Exercise instructions: Your task is to gather the lines below that hold the string "screenshot".
- - -
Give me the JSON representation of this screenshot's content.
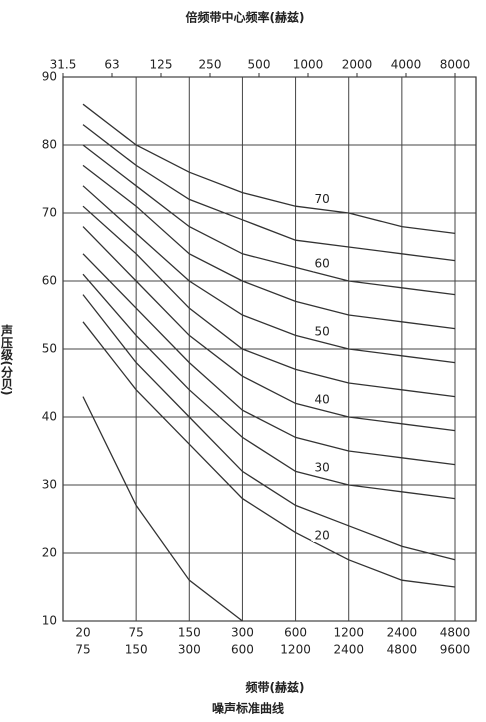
{
  "chart_data": {
    "type": "line",
    "title": "倍频带中心频率(赫兹)",
    "x2_labels": [
      "31.5",
      "63",
      "125",
      "250",
      "500",
      "1000",
      "2000",
      "4000",
      "8000"
    ],
    "xlabel": "频带(赫兹)",
    "ylabel": "声压级(分贝)",
    "caption": "噪声标准曲线",
    "categories": [
      [
        "20",
        "75"
      ],
      [
        "75",
        "150"
      ],
      [
        "150",
        "300"
      ],
      [
        "300",
        "600"
      ],
      [
        "600",
        "1200"
      ],
      [
        "1200",
        "2400"
      ],
      [
        "2400",
        "4800"
      ],
      [
        "4800",
        "9600"
      ]
    ],
    "ylim": [
      10,
      90
    ],
    "yticks": [
      10,
      20,
      30,
      40,
      50,
      60,
      70,
      80,
      90
    ],
    "grid": true,
    "series": [
      {
        "name": "70",
        "color": "#333333",
        "values": [
          86,
          80,
          76,
          73,
          71,
          70,
          68,
          67
        ]
      },
      {
        "color": "#333333",
        "values": [
          83,
          77,
          72,
          69,
          66,
          65,
          64,
          63
        ]
      },
      {
        "name": "60",
        "color": "#333333",
        "values": [
          80,
          74,
          68,
          64,
          62,
          60,
          59,
          58
        ]
      },
      {
        "color": "#333333",
        "values": [
          77,
          71,
          64,
          60,
          57,
          55,
          54,
          53
        ]
      },
      {
        "name": "50",
        "color": "#333333",
        "values": [
          74,
          67,
          60,
          55,
          52,
          50,
          49,
          48
        ]
      },
      {
        "color": "#333333",
        "values": [
          71,
          64,
          56,
          50,
          47,
          45,
          44,
          43
        ]
      },
      {
        "name": "40",
        "color": "#333333",
        "values": [
          68,
          60,
          52,
          46,
          42,
          40,
          39,
          38
        ]
      },
      {
        "color": "#333333",
        "values": [
          64,
          56,
          48,
          41,
          37,
          35,
          34,
          33
        ]
      },
      {
        "name": "30",
        "color": "#333333",
        "values": [
          61,
          52,
          44,
          37,
          32,
          30,
          29,
          28
        ]
      },
      {
        "color": "#333333",
        "values": [
          58,
          48,
          40,
          32,
          27,
          24,
          21,
          19
        ]
      },
      {
        "name": "20",
        "color": "#333333",
        "values": [
          54,
          44,
          36,
          28,
          23,
          19,
          16,
          15
        ]
      },
      {
        "color": "#333333",
        "values": [
          43,
          27,
          16,
          10,
          null,
          null,
          null,
          null
        ]
      }
    ]
  }
}
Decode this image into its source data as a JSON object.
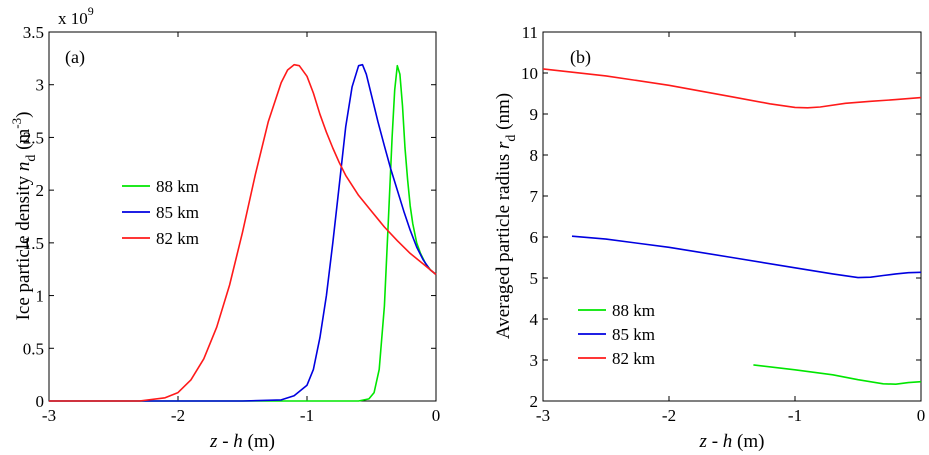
{
  "chart_data": [
    {
      "type": "line",
      "panel_label": "(a)",
      "xlabel_parts": [
        "z",
        " - ",
        "h",
        " (m)"
      ],
      "ylabel_parts": [
        "Ice particle density ",
        "n",
        "d",
        " (m",
        "-3",
        ")"
      ],
      "exponent_label": "x 10",
      "exponent_power": "9",
      "xlim": [
        -3,
        0
      ],
      "ylim": [
        0,
        3.5
      ],
      "yscale": 1000000000,
      "xticks": [
        -3,
        -2,
        -1,
        0
      ],
      "xtick_labels": [
        "-3",
        "-2",
        "-1",
        "0"
      ],
      "yticks": [
        0,
        0.5,
        1,
        1.5,
        2,
        2.5,
        3,
        3.5
      ],
      "ytick_labels": [
        "0",
        "0.5",
        "1",
        "1.5",
        "2",
        "2.5",
        "3",
        "3.5"
      ],
      "legend_position": "center-left",
      "series": [
        {
          "name": "88 km",
          "color": "#00e600",
          "x": [
            -3,
            -1.0,
            -0.6,
            -0.52,
            -0.48,
            -0.44,
            -0.4,
            -0.37,
            -0.34,
            -0.32,
            -0.3,
            -0.28,
            -0.26,
            -0.24,
            -0.22,
            -0.2,
            -0.18,
            -0.15,
            -0.12,
            -0.08,
            -0.04,
            0
          ],
          "y": [
            0.0,
            0.0,
            0.0,
            0.02,
            0.08,
            0.3,
            0.9,
            1.7,
            2.5,
            2.95,
            3.18,
            3.1,
            2.8,
            2.4,
            2.1,
            1.85,
            1.68,
            1.5,
            1.4,
            1.3,
            1.24,
            1.2
          ]
        },
        {
          "name": "85 km",
          "color": "#0000e0",
          "x": [
            -3,
            -1.5,
            -1.2,
            -1.1,
            -1.0,
            -0.95,
            -0.9,
            -0.85,
            -0.8,
            -0.75,
            -0.7,
            -0.65,
            -0.6,
            -0.57,
            -0.54,
            -0.5,
            -0.45,
            -0.4,
            -0.35,
            -0.3,
            -0.25,
            -0.2,
            -0.15,
            -0.1,
            -0.05,
            0
          ],
          "y": [
            0.0,
            0.0,
            0.01,
            0.05,
            0.15,
            0.3,
            0.6,
            1.0,
            1.5,
            2.05,
            2.6,
            2.98,
            3.18,
            3.19,
            3.1,
            2.9,
            2.65,
            2.42,
            2.2,
            2.0,
            1.8,
            1.62,
            1.46,
            1.34,
            1.25,
            1.2
          ]
        },
        {
          "name": "82 km",
          "color": "#ff1a1a",
          "x": [
            -3,
            -2.3,
            -2.1,
            -2.0,
            -1.9,
            -1.8,
            -1.7,
            -1.6,
            -1.5,
            -1.4,
            -1.3,
            -1.2,
            -1.15,
            -1.1,
            -1.06,
            -1.0,
            -0.95,
            -0.9,
            -0.85,
            -0.8,
            -0.75,
            -0.7,
            -0.6,
            -0.5,
            -0.4,
            -0.3,
            -0.2,
            -0.1,
            0
          ],
          "y": [
            0.0,
            0.0,
            0.03,
            0.08,
            0.2,
            0.4,
            0.7,
            1.1,
            1.6,
            2.15,
            2.65,
            3.02,
            3.14,
            3.19,
            3.18,
            3.08,
            2.92,
            2.72,
            2.55,
            2.4,
            2.26,
            2.14,
            1.95,
            1.8,
            1.65,
            1.52,
            1.4,
            1.3,
            1.2
          ]
        }
      ]
    },
    {
      "type": "line",
      "panel_label": "(b)",
      "xlabel_parts": [
        "z",
        " - ",
        "h",
        " (m)"
      ],
      "ylabel_parts": [
        "Averaged particle radius ",
        "r",
        "d",
        " (nm)"
      ],
      "xlim": [
        -3,
        0
      ],
      "ylim": [
        2,
        11
      ],
      "xticks": [
        -3,
        -2,
        -1,
        0
      ],
      "xtick_labels": [
        "-3",
        "-2",
        "-1",
        "0"
      ],
      "yticks": [
        2,
        3,
        4,
        5,
        6,
        7,
        8,
        9,
        10,
        11
      ],
      "ytick_labels": [
        "2",
        "3",
        "4",
        "5",
        "6",
        "7",
        "8",
        "9",
        "10",
        "11"
      ],
      "legend_position": "lower-left",
      "series": [
        {
          "name": "88 km",
          "color": "#00e600",
          "x": [
            -1.33,
            -1.0,
            -0.7,
            -0.5,
            -0.3,
            -0.2,
            -0.1,
            0
          ],
          "y": [
            2.88,
            2.76,
            2.64,
            2.52,
            2.42,
            2.41,
            2.45,
            2.47
          ]
        },
        {
          "name": "85 km",
          "color": "#0000e0",
          "x": [
            -2.77,
            -2.5,
            -2.0,
            -1.5,
            -1.0,
            -0.7,
            -0.5,
            -0.4,
            -0.3,
            -0.2,
            -0.1,
            0
          ],
          "y": [
            6.02,
            5.95,
            5.75,
            5.5,
            5.25,
            5.1,
            5.01,
            5.02,
            5.06,
            5.1,
            5.13,
            5.14
          ]
        },
        {
          "name": "82 km",
          "color": "#ff1a1a",
          "x": [
            -3,
            -2.5,
            -2.0,
            -1.5,
            -1.2,
            -1.0,
            -0.9,
            -0.8,
            -0.6,
            -0.4,
            -0.2,
            0
          ],
          "y": [
            10.1,
            9.93,
            9.7,
            9.42,
            9.25,
            9.16,
            9.15,
            9.17,
            9.26,
            9.31,
            9.35,
            9.4
          ]
        }
      ]
    }
  ]
}
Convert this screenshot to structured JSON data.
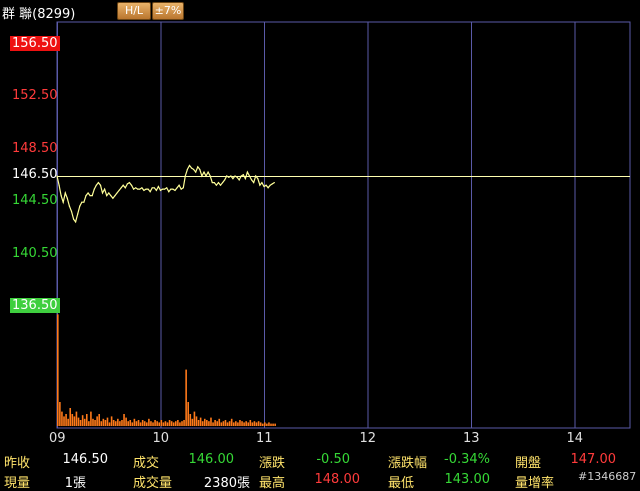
{
  "header": {
    "stock_name": "群 聯(8299)",
    "hl_button": "H/L",
    "pct_button": "±7%"
  },
  "chart_data": {
    "type": "line",
    "title": "",
    "reference_price": 146.5,
    "y_ticks": [
      "156.50",
      "152.50",
      "148.50",
      "146.50",
      "144.50",
      "140.50",
      "136.50"
    ],
    "y_tick_values": [
      156.5,
      152.5,
      148.5,
      146.5,
      144.5,
      140.5,
      136.5
    ],
    "ylim": [
      136.5,
      156.5
    ],
    "x_ticks": [
      "09",
      "10",
      "11",
      "12",
      "13",
      "14"
    ],
    "x_tick_hours": [
      9,
      10,
      11,
      12,
      13,
      14
    ],
    "xlim_hours": [
      9,
      14.5
    ],
    "series": [
      {
        "values_time_hours": [
          9.0,
          9.02,
          9.04,
          9.06,
          9.08,
          9.1,
          9.12,
          9.14,
          9.16,
          9.18,
          9.2,
          9.22,
          9.24,
          9.26,
          9.28,
          9.3,
          9.32,
          9.34,
          9.36,
          9.38,
          9.4,
          9.42,
          9.44,
          9.46,
          9.48,
          9.5,
          9.52,
          9.54,
          9.56,
          9.58,
          9.6,
          9.62,
          9.64,
          9.66,
          9.68,
          9.7,
          9.72,
          9.74,
          9.76,
          9.78,
          9.8,
          9.82,
          9.84,
          9.86,
          9.88,
          9.9,
          9.92,
          9.94,
          9.96,
          9.98,
          10.0,
          10.02,
          10.04,
          10.06,
          10.08,
          10.1,
          10.12,
          10.14,
          10.16,
          10.18,
          10.2,
          10.22,
          10.24,
          10.26,
          10.28,
          10.3,
          10.32,
          10.34,
          10.36,
          10.38,
          10.4,
          10.42,
          10.44,
          10.46,
          10.48,
          10.5,
          10.52,
          10.54,
          10.56,
          10.58,
          10.6,
          10.62,
          10.64,
          10.66,
          10.68,
          10.7,
          10.72,
          10.74,
          10.76,
          10.78,
          10.8,
          10.82,
          10.84,
          10.86,
          10.88,
          10.9,
          10.92,
          10.94,
          10.96,
          10.98,
          11.0,
          11.02,
          11.04,
          11.06,
          11.08,
          11.1
        ],
        "values_price": [
          146.5,
          145.8,
          145.0,
          144.5,
          145.2,
          144.8,
          144.2,
          143.8,
          143.2,
          143.0,
          143.6,
          144.2,
          144.5,
          144.5,
          145.0,
          145.2,
          145.0,
          145.0,
          145.5,
          145.8,
          146.0,
          145.8,
          145.2,
          145.5,
          145.0,
          145.2,
          145.0,
          144.8,
          145.0,
          145.2,
          145.4,
          145.6,
          145.8,
          145.6,
          145.9,
          146.0,
          145.8,
          145.5,
          145.6,
          145.5,
          145.5,
          145.6,
          145.4,
          145.5,
          145.5,
          145.3,
          145.6,
          145.6,
          145.4,
          145.7,
          145.4,
          145.5,
          145.5,
          145.6,
          145.3,
          145.5,
          145.5,
          145.4,
          145.6,
          145.8,
          145.5,
          145.6,
          146.5,
          147.0,
          147.3,
          147.1,
          147.0,
          146.8,
          147.2,
          147.0,
          146.5,
          146.8,
          146.5,
          146.8,
          146.5,
          146.0,
          146.0,
          145.8,
          146.0,
          145.8,
          146.0,
          146.2,
          146.5,
          146.4,
          146.5,
          146.3,
          146.5,
          146.4,
          146.2,
          146.5,
          146.6,
          146.3,
          146.8,
          146.5,
          146.2,
          146.0,
          146.5,
          146.3,
          145.8,
          146.0,
          145.7,
          145.8,
          145.6,
          145.8,
          145.9,
          146.0
        ]
      }
    ],
    "volume": {
      "values_time_hours": [
        9.0,
        9.02,
        9.04,
        9.06,
        9.08,
        9.1,
        9.12,
        9.14,
        9.16,
        9.18,
        9.2,
        9.22,
        9.24,
        9.26,
        9.28,
        9.3,
        9.32,
        9.34,
        9.36,
        9.38,
        9.4,
        9.42,
        9.44,
        9.46,
        9.48,
        9.5,
        9.52,
        9.54,
        9.56,
        9.58,
        9.6,
        9.62,
        9.64,
        9.66,
        9.68,
        9.7,
        9.72,
        9.74,
        9.76,
        9.78,
        9.8,
        9.82,
        9.84,
        9.86,
        9.88,
        9.9,
        9.92,
        9.94,
        9.96,
        9.98,
        10.0,
        10.02,
        10.04,
        10.06,
        10.08,
        10.1,
        10.12,
        10.14,
        10.16,
        10.18,
        10.2,
        10.22,
        10.24,
        10.26,
        10.28,
        10.3,
        10.32,
        10.34,
        10.36,
        10.38,
        10.4,
        10.42,
        10.44,
        10.46,
        10.48,
        10.5,
        10.52,
        10.54,
        10.56,
        10.58,
        10.6,
        10.62,
        10.64,
        10.66,
        10.68,
        10.7,
        10.72,
        10.74,
        10.76,
        10.78,
        10.8,
        10.82,
        10.84,
        10.86,
        10.88,
        10.9,
        10.92,
        10.94,
        10.96,
        10.98,
        11.0,
        11.02,
        11.04,
        11.06,
        11.08,
        11.1
      ],
      "values": [
        0.93,
        0.2,
        0.12,
        0.08,
        0.1,
        0.06,
        0.15,
        0.1,
        0.08,
        0.12,
        0.07,
        0.05,
        0.09,
        0.06,
        0.1,
        0.04,
        0.12,
        0.06,
        0.05,
        0.08,
        0.1,
        0.04,
        0.06,
        0.05,
        0.07,
        0.03,
        0.08,
        0.05,
        0.04,
        0.06,
        0.04,
        0.05,
        0.1,
        0.07,
        0.04,
        0.05,
        0.03,
        0.06,
        0.04,
        0.05,
        0.03,
        0.05,
        0.04,
        0.03,
        0.06,
        0.04,
        0.03,
        0.05,
        0.04,
        0.03,
        0.05,
        0.03,
        0.04,
        0.03,
        0.05,
        0.04,
        0.03,
        0.04,
        0.05,
        0.03,
        0.04,
        0.05,
        0.47,
        0.2,
        0.1,
        0.06,
        0.12,
        0.08,
        0.05,
        0.07,
        0.04,
        0.06,
        0.05,
        0.04,
        0.07,
        0.03,
        0.05,
        0.04,
        0.06,
        0.03,
        0.04,
        0.05,
        0.03,
        0.04,
        0.06,
        0.03,
        0.04,
        0.03,
        0.05,
        0.04,
        0.03,
        0.04,
        0.03,
        0.05,
        0.03,
        0.04,
        0.03,
        0.04,
        0.03,
        0.02,
        0.03,
        0.02,
        0.03,
        0.02,
        0.02,
        0.02
      ]
    },
    "grid": true
  },
  "footer": {
    "row1": [
      {
        "label": "昨收",
        "value": "146.50",
        "color": "#ffffff"
      },
      {
        "label": "成交",
        "value": "146.00",
        "color": "#36d836"
      },
      {
        "label": "漲跌",
        "value": "-0.50",
        "color": "#36d836"
      },
      {
        "label": "漲跌幅",
        "value": "-0.34%",
        "color": "#36d836"
      },
      {
        "label": "開盤",
        "value": "147.00",
        "color": "#ff3b3b"
      }
    ],
    "row2": [
      {
        "label": "現量",
        "value": "1張",
        "color": "#ffffff"
      },
      {
        "label": "成交量",
        "value": "2380張",
        "color": "#ffffff"
      },
      {
        "label": "最高",
        "value": "148.00",
        "color": "#ff3b3b"
      },
      {
        "label": "最低",
        "value": "143.00",
        "color": "#36d836"
      },
      {
        "label": "量增率",
        "value": "",
        "color": "#ffffff"
      }
    ],
    "watermark": "#1346687"
  },
  "colors": {
    "price_line": "#ffff99",
    "reference_line": "#ffffb0",
    "volume_bar": "#ff7a1a",
    "grid": "#5a5aa8",
    "up": "#ff3b3b",
    "down": "#36d836",
    "label": "#ffe36b"
  }
}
- - -
Answer for the task:
Give me the JSON representation of this screenshot's content.
Convert this screenshot to structured JSON data.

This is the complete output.